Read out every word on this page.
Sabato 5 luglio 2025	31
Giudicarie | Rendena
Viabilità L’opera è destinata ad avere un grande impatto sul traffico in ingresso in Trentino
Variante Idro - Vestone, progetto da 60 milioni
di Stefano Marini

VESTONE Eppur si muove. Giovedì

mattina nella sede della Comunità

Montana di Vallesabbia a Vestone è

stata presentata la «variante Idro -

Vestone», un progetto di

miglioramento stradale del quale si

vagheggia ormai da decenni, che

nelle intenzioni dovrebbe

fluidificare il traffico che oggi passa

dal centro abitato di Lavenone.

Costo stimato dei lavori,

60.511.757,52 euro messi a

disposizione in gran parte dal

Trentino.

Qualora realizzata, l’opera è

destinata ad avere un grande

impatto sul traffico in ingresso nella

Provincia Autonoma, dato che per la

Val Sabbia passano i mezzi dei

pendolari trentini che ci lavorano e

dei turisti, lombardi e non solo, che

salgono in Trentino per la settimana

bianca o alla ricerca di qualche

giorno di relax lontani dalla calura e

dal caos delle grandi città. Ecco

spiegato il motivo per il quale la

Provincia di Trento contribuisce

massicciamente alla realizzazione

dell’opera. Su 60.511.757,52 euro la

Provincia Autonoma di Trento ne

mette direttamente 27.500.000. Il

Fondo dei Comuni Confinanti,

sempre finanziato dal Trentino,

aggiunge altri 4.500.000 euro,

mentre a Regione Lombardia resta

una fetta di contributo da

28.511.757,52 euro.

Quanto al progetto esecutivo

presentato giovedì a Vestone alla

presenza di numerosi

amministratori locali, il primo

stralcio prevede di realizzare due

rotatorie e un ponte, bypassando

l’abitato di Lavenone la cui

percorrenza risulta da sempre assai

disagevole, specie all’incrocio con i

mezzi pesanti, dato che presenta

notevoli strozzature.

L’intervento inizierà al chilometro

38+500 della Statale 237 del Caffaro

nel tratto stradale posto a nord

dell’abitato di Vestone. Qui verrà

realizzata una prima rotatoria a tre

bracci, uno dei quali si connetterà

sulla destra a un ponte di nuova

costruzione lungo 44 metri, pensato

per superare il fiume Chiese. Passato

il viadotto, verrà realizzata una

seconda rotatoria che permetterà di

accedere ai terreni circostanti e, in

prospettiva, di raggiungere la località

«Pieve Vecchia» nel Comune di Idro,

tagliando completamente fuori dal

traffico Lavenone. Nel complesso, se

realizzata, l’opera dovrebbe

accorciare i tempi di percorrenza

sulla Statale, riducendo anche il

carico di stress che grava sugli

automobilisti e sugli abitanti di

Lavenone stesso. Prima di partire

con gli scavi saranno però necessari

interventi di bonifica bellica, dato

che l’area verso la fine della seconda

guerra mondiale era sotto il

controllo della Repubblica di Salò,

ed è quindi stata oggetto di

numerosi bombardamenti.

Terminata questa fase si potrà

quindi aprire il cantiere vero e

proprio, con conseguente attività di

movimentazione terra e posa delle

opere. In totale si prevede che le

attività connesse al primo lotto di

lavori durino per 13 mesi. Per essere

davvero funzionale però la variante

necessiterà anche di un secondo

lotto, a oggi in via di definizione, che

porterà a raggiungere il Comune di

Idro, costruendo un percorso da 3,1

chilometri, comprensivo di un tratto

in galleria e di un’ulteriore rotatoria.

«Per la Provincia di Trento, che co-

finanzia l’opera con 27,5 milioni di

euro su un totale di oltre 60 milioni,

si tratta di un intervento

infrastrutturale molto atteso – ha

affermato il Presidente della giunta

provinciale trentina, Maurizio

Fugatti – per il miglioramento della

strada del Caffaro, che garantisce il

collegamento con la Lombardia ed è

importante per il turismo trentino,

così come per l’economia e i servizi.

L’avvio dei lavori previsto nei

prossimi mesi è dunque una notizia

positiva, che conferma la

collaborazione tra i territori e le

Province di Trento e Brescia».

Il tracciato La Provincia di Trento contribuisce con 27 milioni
┄┄┄┄┄┄┄┄┄┄┄┄┄┄┄┄┄┄┄┄
■ Job
Would you restate each of the entries word for word?

■ Completed task
Read out every word on this page.
Sabato 5 luglio 2025	31
Giudicarie | Rendena
Viabilità L’opera è destinata ad avere un grande impatto sul traffico in ingresso in Trentino
Variante Idro - Vestone, progetto da 60 milioni
di Stefano Marini

VESTONE Eppur si muove. Giovedì

mattina nella sede della Comunità

Montana di Vallesabbia a Vestone è

stata presentata la «variante Idro -

Vestone», un progetto di

miglioramento stradale del quale si

vagheggia ormai da decenni, che

nelle intenzioni dovrebbe

fluidificare il traffico che oggi passa

dal centro abitato di Lavenone.

Costo stimato dei lavori,

60.511.757,52 euro messi a

disposizione in gran parte dal

Trentino.

Qualora realizzata, l’opera è

destinata ad avere un grande

impatto sul traffico in ingresso nella

Provincia Autonoma, dato che per la

Val Sabbia passano i mezzi dei

pendolari trentini che ci lavorano e

dei turisti, lombardi e non solo, che

salgono in Trentino per la settimana

bianca o alla ricerca di qualche

giorno di relax lontani dalla calura e

dal caos delle grandi città. Ecco

spiegato il motivo per il quale la

Provincia di Trento contribuisce

massicciamente alla realizzazione

dell’opera. Su 60.511.757,52 euro la

Provincia Autonoma di Trento ne

mette direttamente 27.500.000. Il

Fondo dei Comuni Confinanti,

sempre finanziato dal Trentino,

aggiunge altri 4.500.000 euro,

mentre a Regione Lombardia resta

una fetta di contributo da

28.511.757,52 euro.

Quanto al progetto esecutivo

presentato giovedì a Vestone alla

presenza di numerosi

amministratori locali, il primo

stralcio prevede di realizzare due

rotatorie e un ponte, bypassando

l’abitato di Lavenone la cui

percorrenza risulta da sempre assai

disagevole, specie all’incrocio con i

mezzi pesanti, dato che presenta

notevoli strozzature.

L’intervento inizierà al chilometro

38+500 della Statale 237 del Caffaro

nel tratto stradale posto a nord

dell’abitato di Vestone. Qui verrà

realizzata una prima rotatoria a tre

bracci, uno dei quali si connetterà

sulla destra a un ponte di nuova

costruzione lungo 44 metri, pensato

per superare il fiume Chiese. Passato

il viadotto, verrà realizzata una

seconda rotatoria che permetterà di

accedere ai terreni circostanti e, in

prospettiva, di raggiungere la località

«Pieve Vecchia» nel Comune di Idro,

tagliando completamente fuori dal

traffico Lavenone. Nel complesso, se

realizzata, l’opera dovrebbe

accorciare i tempi di percorrenza

sulla Statale, riducendo anche il

carico di stress che grava sugli

automobilisti e sugli abitanti di

Lavenone stesso. Prima di partire

con gli scavi saranno però necessari

interventi di bonifica bellica, dato

che l’area verso la fine della seconda

guerra mondiale era sotto il

controllo della Repubblica di Salò,

ed è quindi stata oggetto di

numerosi bombardamenti.

Terminata questa fase si potrà

quindi aprire il cantiere vero e

proprio, con conseguente attività di

movimentazione terra e posa delle

opere. In totale si prevede che le

attività connesse al primo lotto di

lavori durino per 13 mesi. Per essere

davvero funzionale però la variante

necessiterà anche di un secondo

lotto, a oggi in via di definizione, che

porterà a raggiungere il Comune di

Idro, costruendo un percorso da 3,1

chilometri, comprensivo di un tratto

in galleria e di un’ulteriore rotatoria.

«Per la Provincia di Trento, che co-

finanzia l’opera con 27,5 milioni di

euro su un totale di oltre 60 milioni,

si tratta di un intervento

infrastrutturale molto atteso – ha

affermato il Presidente della giunta

provinciale trentina, Maurizio

Fugatti – per il miglioramento della

strada del Caffaro, che garantisce il

collegamento con la Lombardia ed è

importante per il turismo trentino,

così come per l’economia e i servizi.

L’avvio dei lavori previsto nei

prossimi mesi è dunque una notizia

positiva, che conferma la

collaborazione tra i territori e le

Province di Trento e Brescia».

Il tracciato La Provincia di Trento contribuisce con 27 milioni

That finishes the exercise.